------ Stored rows

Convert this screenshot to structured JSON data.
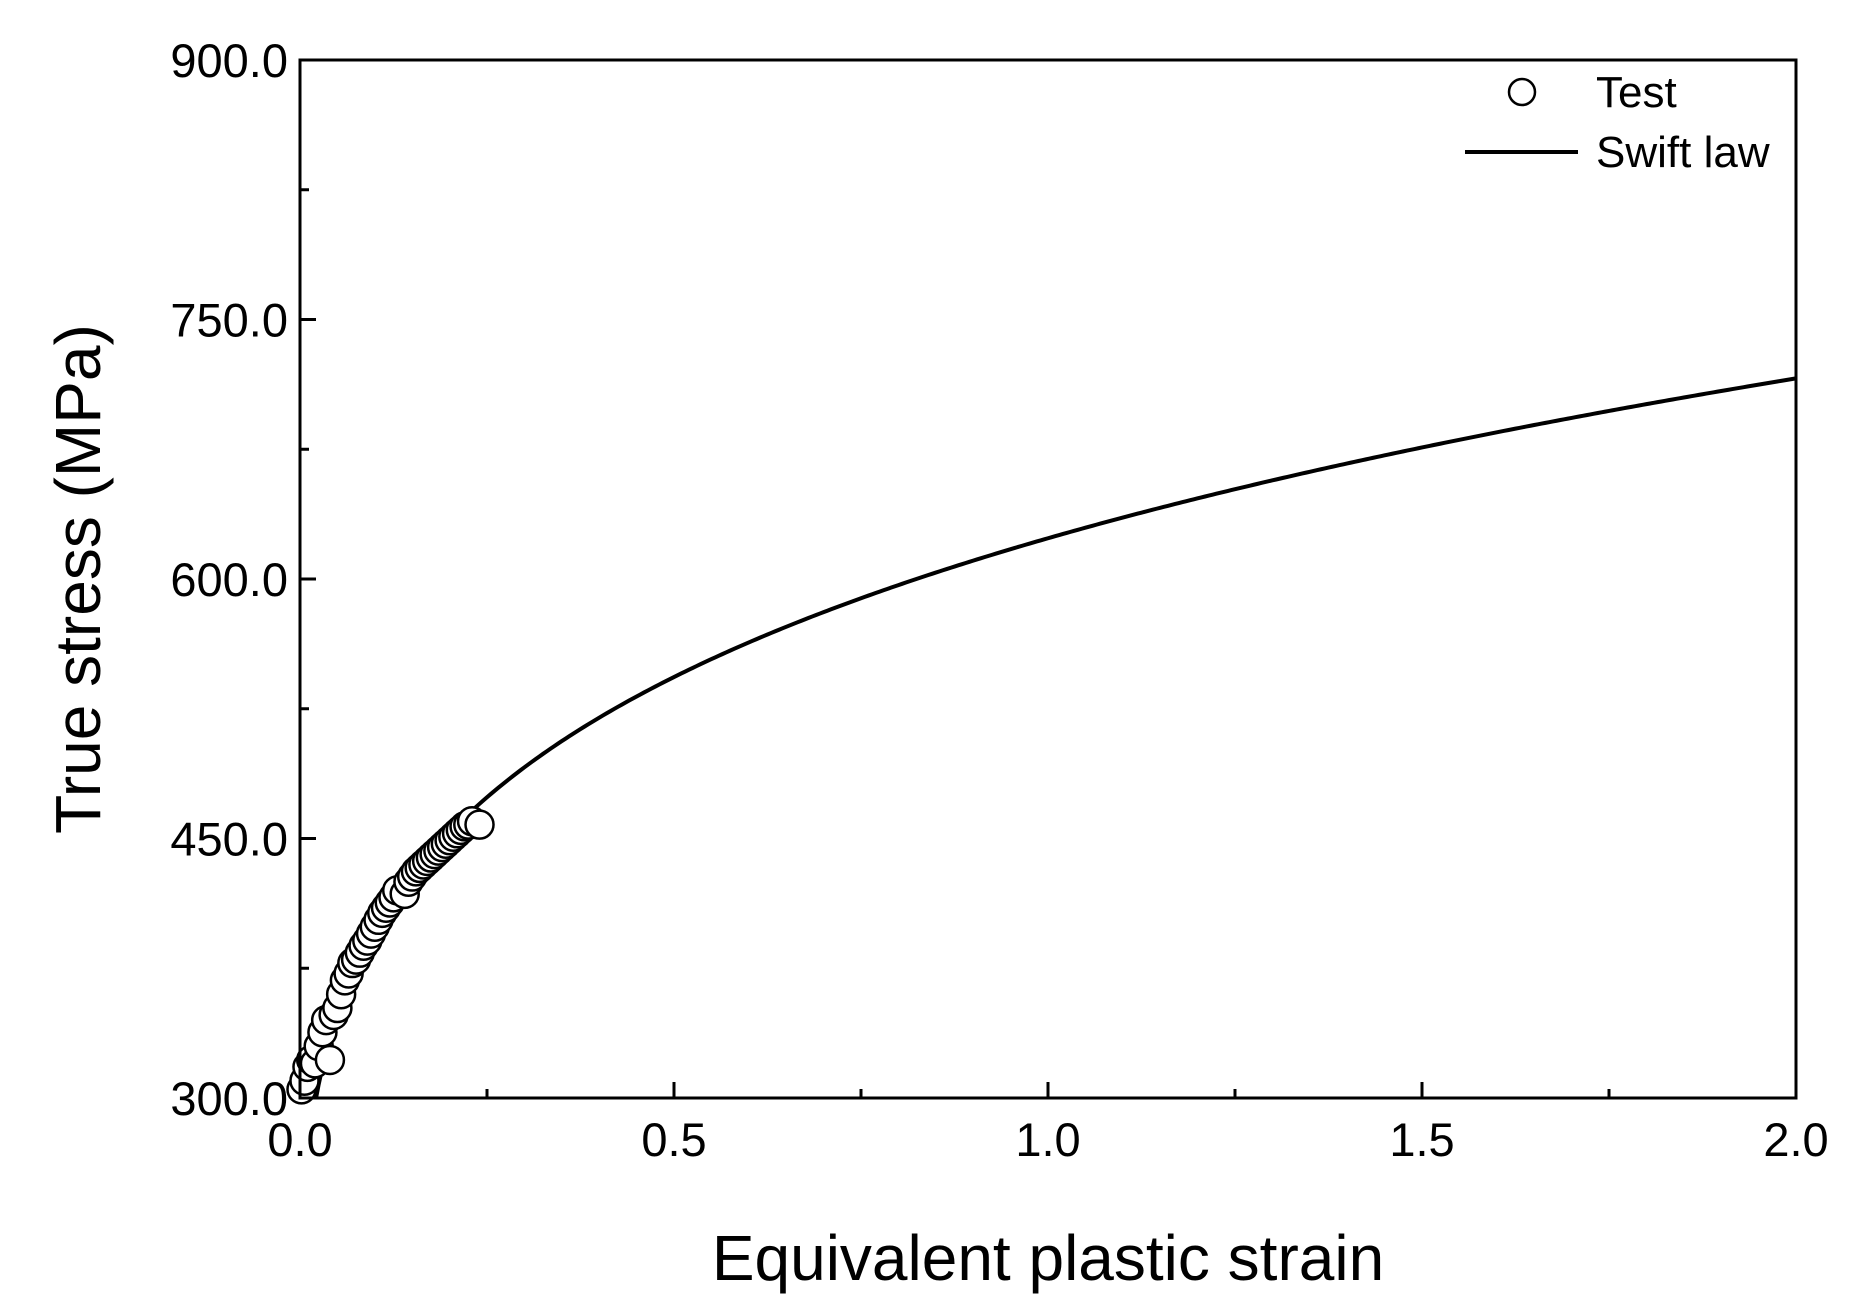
{
  "chart_data": {
    "type": "scatter",
    "xlabel": "Equivalent plastic strain",
    "ylabel": "True stress (MPa)",
    "xlim": [
      0.0,
      2.0
    ],
    "ylim": [
      300.0,
      900.0
    ],
    "x_ticks": [
      "0.0",
      "0.5",
      "1.0",
      "1.5",
      "2.0"
    ],
    "y_ticks": [
      "300.0",
      "450.0",
      "600.0",
      "750.0",
      "900.0"
    ],
    "x_tick_values": [
      0.0,
      0.5,
      1.0,
      1.5,
      2.0
    ],
    "y_tick_values": [
      300,
      450,
      600,
      750,
      900
    ],
    "x_minor_step": 0.25,
    "y_minor_step": 75,
    "grid": false,
    "legend_position": "top-right",
    "series": [
      {
        "name": "Test",
        "kind": "scatter",
        "marker": "open-circle",
        "color": "#000000",
        "x": [
          0.002,
          0.006,
          0.01,
          0.015,
          0.02,
          0.025,
          0.03,
          0.035,
          0.04,
          0.045,
          0.05,
          0.055,
          0.06,
          0.065,
          0.07,
          0.075,
          0.08,
          0.085,
          0.09,
          0.095,
          0.1,
          0.105,
          0.11,
          0.115,
          0.12,
          0.125,
          0.13,
          0.14,
          0.145,
          0.15,
          0.155,
          0.16,
          0.165,
          0.17,
          0.175,
          0.18,
          0.185,
          0.19,
          0.195,
          0.2,
          0.205,
          0.21,
          0.215,
          0.22,
          0.225,
          0.23,
          0.24
        ],
        "y": [
          305,
          310,
          318,
          322,
          320,
          330,
          338,
          345,
          322,
          348,
          352,
          360,
          368,
          372,
          378,
          380,
          384,
          388,
          391,
          395,
          399,
          403,
          407,
          410,
          413,
          416,
          420,
          418,
          425,
          428,
          431,
          433,
          435,
          437,
          439,
          441,
          443,
          445,
          447,
          449,
          451,
          453,
          455,
          457,
          458,
          460,
          458
        ]
      },
      {
        "name": "Swift law",
        "kind": "line",
        "color": "#000000",
        "K": 623,
        "e0": 0.0045,
        "n": 0.2
      }
    ]
  }
}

------------

■ **Work instructions**:
Skip the pictures and transcribe the rest of the records exactly.

■ **Reply**:
Convert this screenshot to structured JSON data.
{
  "chart_data": {
    "type": "scatter",
    "xlabel": "Equivalent plastic strain",
    "ylabel": "True stress (MPa)",
    "xlim": [
      0.0,
      2.0
    ],
    "ylim": [
      300.0,
      900.0
    ],
    "x_ticks": [
      "0.0",
      "0.5",
      "1.0",
      "1.5",
      "2.0"
    ],
    "y_ticks": [
      "300.0",
      "450.0",
      "600.0",
      "750.0",
      "900.0"
    ],
    "x_tick_values": [
      0.0,
      0.5,
      1.0,
      1.5,
      2.0
    ],
    "y_tick_values": [
      300,
      450,
      600,
      750,
      900
    ],
    "x_minor_step": 0.25,
    "y_minor_step": 75,
    "grid": false,
    "legend_position": "top-right",
    "series": [
      {
        "name": "Test",
        "kind": "scatter",
        "marker": "open-circle",
        "color": "#000000",
        "x": [
          0.002,
          0.006,
          0.01,
          0.015,
          0.02,
          0.025,
          0.03,
          0.035,
          0.04,
          0.045,
          0.05,
          0.055,
          0.06,
          0.065,
          0.07,
          0.075,
          0.08,
          0.085,
          0.09,
          0.095,
          0.1,
          0.105,
          0.11,
          0.115,
          0.12,
          0.125,
          0.13,
          0.14,
          0.145,
          0.15,
          0.155,
          0.16,
          0.165,
          0.17,
          0.175,
          0.18,
          0.185,
          0.19,
          0.195,
          0.2,
          0.205,
          0.21,
          0.215,
          0.22,
          0.225,
          0.23,
          0.24
        ],
        "y": [
          305,
          310,
          318,
          322,
          320,
          330,
          338,
          345,
          322,
          348,
          352,
          360,
          368,
          372,
          378,
          380,
          384,
          388,
          391,
          395,
          399,
          403,
          407,
          410,
          413,
          416,
          420,
          418,
          425,
          428,
          431,
          433,
          435,
          437,
          439,
          441,
          443,
          445,
          447,
          449,
          451,
          453,
          455,
          457,
          458,
          460,
          458
        ]
      },
      {
        "name": "Swift law",
        "kind": "line",
        "color": "#000000",
        "K": 623,
        "e0": 0.0045,
        "n": 0.2
      }
    ]
  }
}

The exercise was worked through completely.